**Exercise prompt**
Isolate every line in the data with the string "XIEv" and copy it.

........

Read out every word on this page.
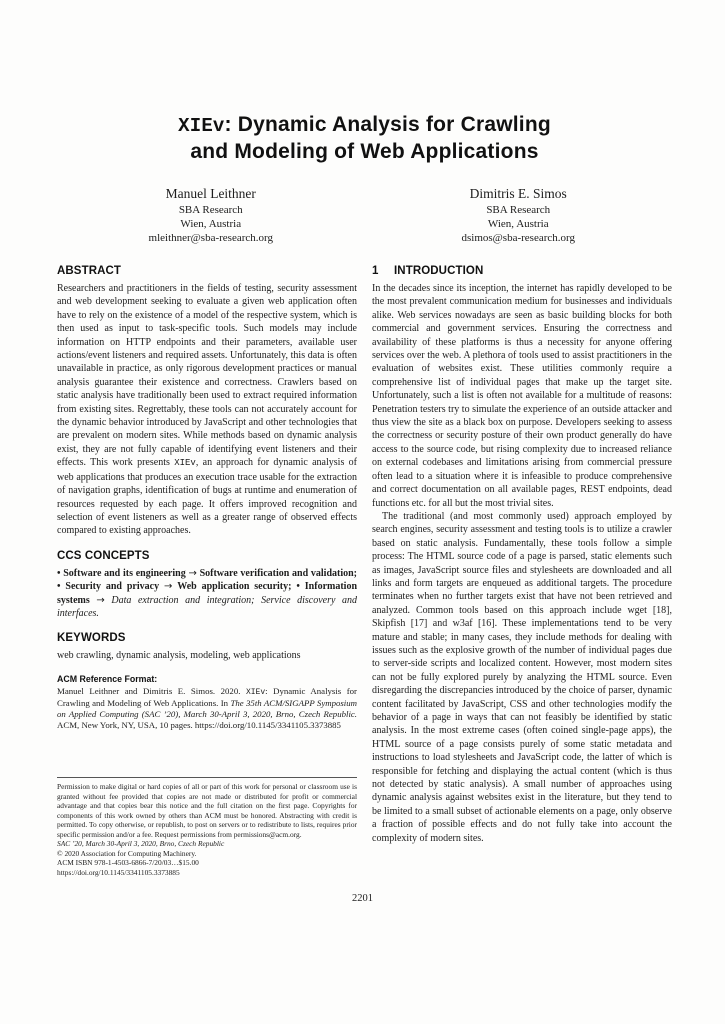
XIEv: Dynamic Analysis for Crawling
and Modeling of Web Applications
Manuel Leithner
SBA Research
Wien, Austria
mleithner@sba-research.org
Dimitris E. Simos
SBA Research
Wien, Austria
dsimos@sba-research.org
ABSTRACT

Researchers and practitioners in the fields of testing, security assessment and web development seeking to evaluate a given web application often have to rely on the existence of a model of the respective system, which is then used as input to task-specific tools. Such models may include information on HTTP endpoints and their parameters, available user actions/event listeners and required assets. Unfortunately, this data is often unavailable in practice, as only rigorous development practices or manual analysis guarantee their existence and correctness. Crawlers based on static analysis have traditionally been used to extract required information from existing sites. Regrettably, these tools can not accurately account for the dynamic behavior introduced by JavaScript and other technologies that are prevalent on modern sites. While methods based on dynamic analysis exist, they are not fully capable of identifying event listeners and their effects. This work presents XIEv, an approach for dynamic analysis of web applications that produces an execution trace usable for the extraction of navigation graphs, identification of bugs at runtime and enumeration of resources requested by each page. It offers improved recognition and selection of event listeners as well as a greater range of observed effects compared to existing approaches.

CCS CONCEPTS

• Software and its engineering → Software verification and validation; • Security and privacy → Web application security; • Information systems → Data extraction and integration; Service discovery and interfaces.

KEYWORDS

web crawling, dynamic analysis, modeling, web applications

ACM Reference Format:

Manuel Leithner and Dimitris E. Simos. 2020. XIEv: Dynamic Analysis for Crawling and Modeling of Web Applications. In The 35th ACM/SIGAPP Symposium on Applied Computing (SAC ’20), March 30-April 3, 2020, Brno, Czech Republic. ACM, New York, NY, USA, 10 pages. https://doi.org/10.1145/3341105.3373885

Permission to make digital or hard copies of all or part of this work for personal or classroom use is granted without fee provided that copies are not made or distributed for profit or commercial advantage and that copies bear this notice and the full citation on the first page. Copyrights for components of this work owned by others than ACM must be honored. Abstracting with credit is permitted. To copy otherwise, or republish, to post on servers or to redistribute to lists, requires prior specific permission and/or a fee. Request permissions from permissions@acm.org.

SAC ’20, March 30-April 3, 2020, Brno, Czech Republic

© 2020 Association for Computing Machinery.

ACM ISBN 978-1-4503-6866-7/20/03…$15.00

https://doi.org/10.1145/3341105.3373885

1 INTRODUCTION

In the decades since its inception, the internet has rapidly developed to be the most prevalent communication medium for businesses and individuals alike. Web services nowadays are seen as basic building blocks for both commercial and government services. Ensuring the correctness and availability of these platforms is thus a necessity for anyone offering services over the web. A plethora of tools used to assist practitioners in the evaluation of websites exist. These utilities commonly require a comprehensive list of individual pages that make up the target site. Unfortunately, such a list is often not available for a multitude of reasons: Penetration testers try to simulate the experience of an outside attacker and thus view the site as a black box on purpose. Developers seeking to assess the correctness or security posture of their own product generally do have access to the source code, but rising complexity due to increased reliance on external codebases and limitations arising from commercial pressure often lead to a situation where it is infeasible to produce comprehensive and correct documentation on all available pages, REST endpoints, dead functions etc. for all but the most trivial sites.

The traditional (and most commonly used) approach employed by search engines, security assessment and testing tools is to utilize a crawler based on static analysis. Fundamentally, these tools follow a simple process: The HTML source code of a page is parsed, static elements such as images, JavaScript source files and stylesheets are downloaded and all links and form targets are enqueued as additional targets. The procedure terminates when no further targets exist that have not been retrieved and analyzed. Common tools based on this approach include wget [18], Skipfish [17] and w3af [16]. These implementations tend to be very mature and stable; in many cases, they include methods for dealing with issues such as the explosive growth of the number of individual pages due to server-side scripts and localized content. However, most modern sites can not be fully explored purely by analyzing the HTML source. Even disregarding the discrepancies introduced by the choice of parser, dynamic content facilitated by JavaScript, CSS and other technologies modify the behavior of a page in ways that can not feasibly be identified by static analysis. In the most extreme cases (often coined single-page apps), the HTML source of a page consists purely of some static metadata and instructions to load stylesheets and JavaScript code, the latter of which is responsible for fetching and displaying the actual content (which is thus not detected by static analysis). A small number of approaches using dynamic analysis against websites exist in the literature, but they tend to be limited to a small subset of actionable elements on a page, only observe a fraction of possible effects and do not fully take into account the complexity of modern sites.

2201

........

**Result**
XIEv: Dynamic Analysis for Crawling
Researchers and practitioners in the fields of testing, security assessment and web development seeking to evaluate a given web application often have to rely on the existence of a model of the respective system, which is then used as input to task-specific tools. Such models may include information on HTTP endpoints and their parameters, available user actions/event listeners and required assets. Unfortunately, this data is often unavailable in practice, as only rigorous development practices or manual analysis guarantee their existence and correctness. Crawlers based on static analysis have traditionally been used to extract required information from existing sites. Regrettably, these tools can not accurately account for the dynamic behavior introduced by JavaScript and other technologies that are prevalent on modern sites. While methods based on dynamic analysis exist, they are not fully capable of identifying event listeners and their effects. This work presents XIEv, an approach for dynamic analysis of web applications that produces an execution trace usable for the extraction of navigation graphs, identification of bugs at runtime and enumeration of resources requested by each page. It offers improved recognition and selection of event listeners as well as a greater range of observed effects compared to existing approaches.
Manuel Leithner and Dimitris E. Simos. 2020. XIEv: Dynamic Analysis for Crawling and Modeling of Web Applications. In The 35th ACM/SIGAPP Symposium on Applied Computing (SAC ’20), March 30-April 3, 2020, Brno, Czech Republic. ACM, New York, NY, USA, 10 pages. https://doi.org/10.1145/3341105.3373885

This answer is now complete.